WHAT YOU WILL DO
Copy the data word for word, keeping every line.
....
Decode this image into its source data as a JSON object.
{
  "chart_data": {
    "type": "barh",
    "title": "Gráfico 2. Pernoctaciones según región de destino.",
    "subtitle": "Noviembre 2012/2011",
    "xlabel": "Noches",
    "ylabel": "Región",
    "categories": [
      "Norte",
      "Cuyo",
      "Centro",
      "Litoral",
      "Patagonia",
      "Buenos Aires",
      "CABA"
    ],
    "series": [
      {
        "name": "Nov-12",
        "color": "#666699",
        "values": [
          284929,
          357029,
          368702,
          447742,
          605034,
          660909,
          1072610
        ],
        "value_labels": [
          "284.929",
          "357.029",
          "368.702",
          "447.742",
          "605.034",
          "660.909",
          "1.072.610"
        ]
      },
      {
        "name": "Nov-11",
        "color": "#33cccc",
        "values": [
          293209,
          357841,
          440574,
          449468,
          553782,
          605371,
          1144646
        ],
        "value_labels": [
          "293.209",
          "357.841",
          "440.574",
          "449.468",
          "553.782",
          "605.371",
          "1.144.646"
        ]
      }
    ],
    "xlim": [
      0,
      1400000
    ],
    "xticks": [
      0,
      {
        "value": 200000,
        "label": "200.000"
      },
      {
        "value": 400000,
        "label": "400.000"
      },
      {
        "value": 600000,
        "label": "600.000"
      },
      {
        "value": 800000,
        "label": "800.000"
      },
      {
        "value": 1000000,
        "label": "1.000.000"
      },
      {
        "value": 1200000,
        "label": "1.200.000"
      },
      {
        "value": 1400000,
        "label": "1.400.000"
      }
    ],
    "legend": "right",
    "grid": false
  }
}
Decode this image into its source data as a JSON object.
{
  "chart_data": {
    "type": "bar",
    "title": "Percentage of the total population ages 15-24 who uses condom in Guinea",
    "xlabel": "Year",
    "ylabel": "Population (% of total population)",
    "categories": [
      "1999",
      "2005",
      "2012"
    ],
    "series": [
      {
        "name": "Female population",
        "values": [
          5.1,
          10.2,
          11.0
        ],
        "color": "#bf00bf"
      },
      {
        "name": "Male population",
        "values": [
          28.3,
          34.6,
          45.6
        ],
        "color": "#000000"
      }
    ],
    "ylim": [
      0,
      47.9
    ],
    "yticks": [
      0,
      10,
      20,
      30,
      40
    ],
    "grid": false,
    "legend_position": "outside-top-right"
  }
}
....
TASK RESPONSE
Decode this image into its source data as a JSON object.
{
  "chart_data": {
    "type": "barh",
    "title": "Gráfico 2. Pernoctaciones según región de destino.",
    "subtitle": "Noviembre 2012/2011",
    "xlabel": "Noches",
    "ylabel": "Región",
    "categories": [
      "Norte",
      "Cuyo",
      "Centro",
      "Litoral",
      "Patagonia",
      "Buenos Aires",
      "CABA"
    ],
    "series": [
      {
        "name": "Nov-12",
        "color": "#666699",
        "values": [
          284929,
          357029,
          368702,
          447742,
          605034,
          660909,
          1072610
        ],
        "value_labels": [
          "284.929",
          "357.029",
          "368.702",
          "447.742",
          "605.034",
          "660.909",
          "1.072.610"
        ]
      },
      {
        "name": "Nov-11",
        "color": "#33cccc",
        "values": [
          293209,
          357841,
          440574,
          449468,
          553782,
          605371,
          1144646
        ],
        "value_labels": [
          "293.209",
          "357.841",
          "440.574",
          "449.468",
          "553.782",
          "605.371",
          "1.144.646"
        ]
      }
    ],
    "xlim": [
      0,
      1400000
    ],
    "xticks": [
      0,
      {
        "value": 200000,
        "label": "200.000"
      },
      {
        "value": 400000,
        "label": "400.000"
      },
      {
        "value": 600000,
        "label": "600.000"
      },
      {
        "value": 800000,
        "label": "800.000"
      },
      {
        "value": 1000000,
        "label": "1.000.000"
      },
      {
        "value": 1200000,
        "label": "1.200.000"
      },
      {
        "value": 1400000,
        "label": "1.400.000"
      }
    ],
    "legend": "right",
    "grid": false
  }
}
Decode this image into its source data as a JSON object.
{
  "chart_data": {
    "type": "bar",
    "title": "Percentage of the total population ages 15-24 who uses condom in Guinea",
    "xlabel": "Year",
    "ylabel": "Population (% of total population)",
    "categories": [
      "1999",
      "2005",
      "2012"
    ],
    "series": [
      {
        "name": "Female population",
        "values": [
          5.1,
          10.2,
          11.0
        ],
        "color": "#bf00bf"
      },
      {
        "name": "Male population",
        "values": [
          28.3,
          34.6,
          45.6
        ],
        "color": "#000000"
      }
    ],
    "ylim": [
      0,
      47.9
    ],
    "yticks": [
      0,
      10,
      20,
      30,
      40
    ],
    "grid": false,
    "legend_position": "outside-top-right"
  }
}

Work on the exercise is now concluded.